» **Problem**: Report back each line of the data that contains the word "List".

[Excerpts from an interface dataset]
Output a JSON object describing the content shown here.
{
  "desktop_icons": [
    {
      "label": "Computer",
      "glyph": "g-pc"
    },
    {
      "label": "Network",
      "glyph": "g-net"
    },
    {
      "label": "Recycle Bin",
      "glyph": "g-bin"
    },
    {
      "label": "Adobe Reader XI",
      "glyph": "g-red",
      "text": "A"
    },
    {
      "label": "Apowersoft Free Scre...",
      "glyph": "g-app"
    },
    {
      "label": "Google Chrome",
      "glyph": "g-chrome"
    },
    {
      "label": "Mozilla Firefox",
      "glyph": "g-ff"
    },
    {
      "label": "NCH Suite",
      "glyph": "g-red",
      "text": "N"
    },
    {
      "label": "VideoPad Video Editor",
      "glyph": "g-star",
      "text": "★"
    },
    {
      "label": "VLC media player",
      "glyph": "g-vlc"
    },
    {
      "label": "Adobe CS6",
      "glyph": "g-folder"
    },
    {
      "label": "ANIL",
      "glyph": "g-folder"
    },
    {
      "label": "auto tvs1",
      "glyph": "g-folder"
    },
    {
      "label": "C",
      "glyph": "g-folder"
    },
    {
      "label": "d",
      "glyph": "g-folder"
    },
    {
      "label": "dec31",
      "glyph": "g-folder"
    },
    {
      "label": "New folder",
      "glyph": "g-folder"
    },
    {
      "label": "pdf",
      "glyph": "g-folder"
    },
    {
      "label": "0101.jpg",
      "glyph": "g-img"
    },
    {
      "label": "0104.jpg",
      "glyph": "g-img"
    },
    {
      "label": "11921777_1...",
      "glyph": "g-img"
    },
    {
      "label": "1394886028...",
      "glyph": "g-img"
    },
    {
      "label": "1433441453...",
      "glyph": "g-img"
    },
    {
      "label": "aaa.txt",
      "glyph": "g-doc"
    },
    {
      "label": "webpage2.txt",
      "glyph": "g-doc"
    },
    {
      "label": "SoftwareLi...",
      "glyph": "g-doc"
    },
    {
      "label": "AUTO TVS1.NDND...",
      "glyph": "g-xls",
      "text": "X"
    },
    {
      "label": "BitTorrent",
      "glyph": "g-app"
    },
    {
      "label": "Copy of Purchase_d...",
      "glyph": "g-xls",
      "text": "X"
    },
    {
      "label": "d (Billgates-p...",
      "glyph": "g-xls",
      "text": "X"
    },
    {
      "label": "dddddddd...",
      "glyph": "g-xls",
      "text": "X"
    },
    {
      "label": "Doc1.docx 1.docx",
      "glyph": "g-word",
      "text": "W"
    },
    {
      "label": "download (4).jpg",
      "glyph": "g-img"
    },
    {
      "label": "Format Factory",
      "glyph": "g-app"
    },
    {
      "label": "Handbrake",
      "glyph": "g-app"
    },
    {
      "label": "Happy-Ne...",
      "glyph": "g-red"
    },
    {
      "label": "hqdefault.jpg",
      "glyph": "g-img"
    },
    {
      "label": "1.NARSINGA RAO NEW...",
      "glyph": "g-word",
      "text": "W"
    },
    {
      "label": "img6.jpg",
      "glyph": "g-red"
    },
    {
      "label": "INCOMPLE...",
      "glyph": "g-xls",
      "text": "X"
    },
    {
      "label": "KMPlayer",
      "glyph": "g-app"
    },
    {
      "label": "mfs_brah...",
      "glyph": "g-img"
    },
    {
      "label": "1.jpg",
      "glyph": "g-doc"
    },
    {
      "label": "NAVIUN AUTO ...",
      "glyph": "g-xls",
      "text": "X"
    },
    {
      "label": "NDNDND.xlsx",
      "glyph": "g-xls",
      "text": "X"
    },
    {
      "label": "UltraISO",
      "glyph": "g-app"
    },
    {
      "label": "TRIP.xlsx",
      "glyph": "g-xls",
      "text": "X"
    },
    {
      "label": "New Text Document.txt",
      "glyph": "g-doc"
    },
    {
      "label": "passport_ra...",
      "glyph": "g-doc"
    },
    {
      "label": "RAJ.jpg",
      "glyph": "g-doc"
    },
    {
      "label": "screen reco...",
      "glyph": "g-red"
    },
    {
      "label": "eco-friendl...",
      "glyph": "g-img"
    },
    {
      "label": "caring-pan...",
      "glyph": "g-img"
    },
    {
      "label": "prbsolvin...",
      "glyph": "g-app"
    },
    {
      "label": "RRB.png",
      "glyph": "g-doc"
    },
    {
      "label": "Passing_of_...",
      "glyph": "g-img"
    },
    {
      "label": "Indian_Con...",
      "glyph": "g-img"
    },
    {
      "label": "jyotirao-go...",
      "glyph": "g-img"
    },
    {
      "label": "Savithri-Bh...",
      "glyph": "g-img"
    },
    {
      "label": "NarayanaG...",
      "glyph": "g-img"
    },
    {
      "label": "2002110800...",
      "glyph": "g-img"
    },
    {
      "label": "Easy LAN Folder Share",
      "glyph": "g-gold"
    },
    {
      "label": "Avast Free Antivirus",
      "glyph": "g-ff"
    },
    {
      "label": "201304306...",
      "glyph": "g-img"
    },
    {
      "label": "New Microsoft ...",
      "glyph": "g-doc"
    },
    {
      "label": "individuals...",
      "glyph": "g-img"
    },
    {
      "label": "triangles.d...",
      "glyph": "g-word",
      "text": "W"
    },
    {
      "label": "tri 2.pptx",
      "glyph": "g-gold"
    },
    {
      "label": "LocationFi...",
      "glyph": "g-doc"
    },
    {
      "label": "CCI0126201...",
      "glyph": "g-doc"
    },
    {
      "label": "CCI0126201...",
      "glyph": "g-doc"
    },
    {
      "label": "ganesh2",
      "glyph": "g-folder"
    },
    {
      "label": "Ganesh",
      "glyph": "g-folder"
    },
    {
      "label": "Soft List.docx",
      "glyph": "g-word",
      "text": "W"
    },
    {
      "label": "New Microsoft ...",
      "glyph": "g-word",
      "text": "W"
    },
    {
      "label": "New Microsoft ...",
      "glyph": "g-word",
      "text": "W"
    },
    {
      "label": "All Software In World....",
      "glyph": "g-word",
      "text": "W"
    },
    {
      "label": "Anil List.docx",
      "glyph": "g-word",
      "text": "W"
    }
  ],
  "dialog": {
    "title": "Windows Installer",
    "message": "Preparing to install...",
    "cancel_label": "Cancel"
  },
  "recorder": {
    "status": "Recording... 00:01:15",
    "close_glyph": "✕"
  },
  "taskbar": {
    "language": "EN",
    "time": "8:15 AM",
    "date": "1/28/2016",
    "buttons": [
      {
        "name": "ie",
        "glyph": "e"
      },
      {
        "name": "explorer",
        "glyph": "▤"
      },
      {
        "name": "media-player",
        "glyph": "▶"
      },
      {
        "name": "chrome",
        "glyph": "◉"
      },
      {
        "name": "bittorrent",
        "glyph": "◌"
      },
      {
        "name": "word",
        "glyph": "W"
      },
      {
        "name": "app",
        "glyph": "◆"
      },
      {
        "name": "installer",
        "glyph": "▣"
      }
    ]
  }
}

» **Output for this task**:
      "label": "Soft List.docx",
      "label": "Anil List.docx",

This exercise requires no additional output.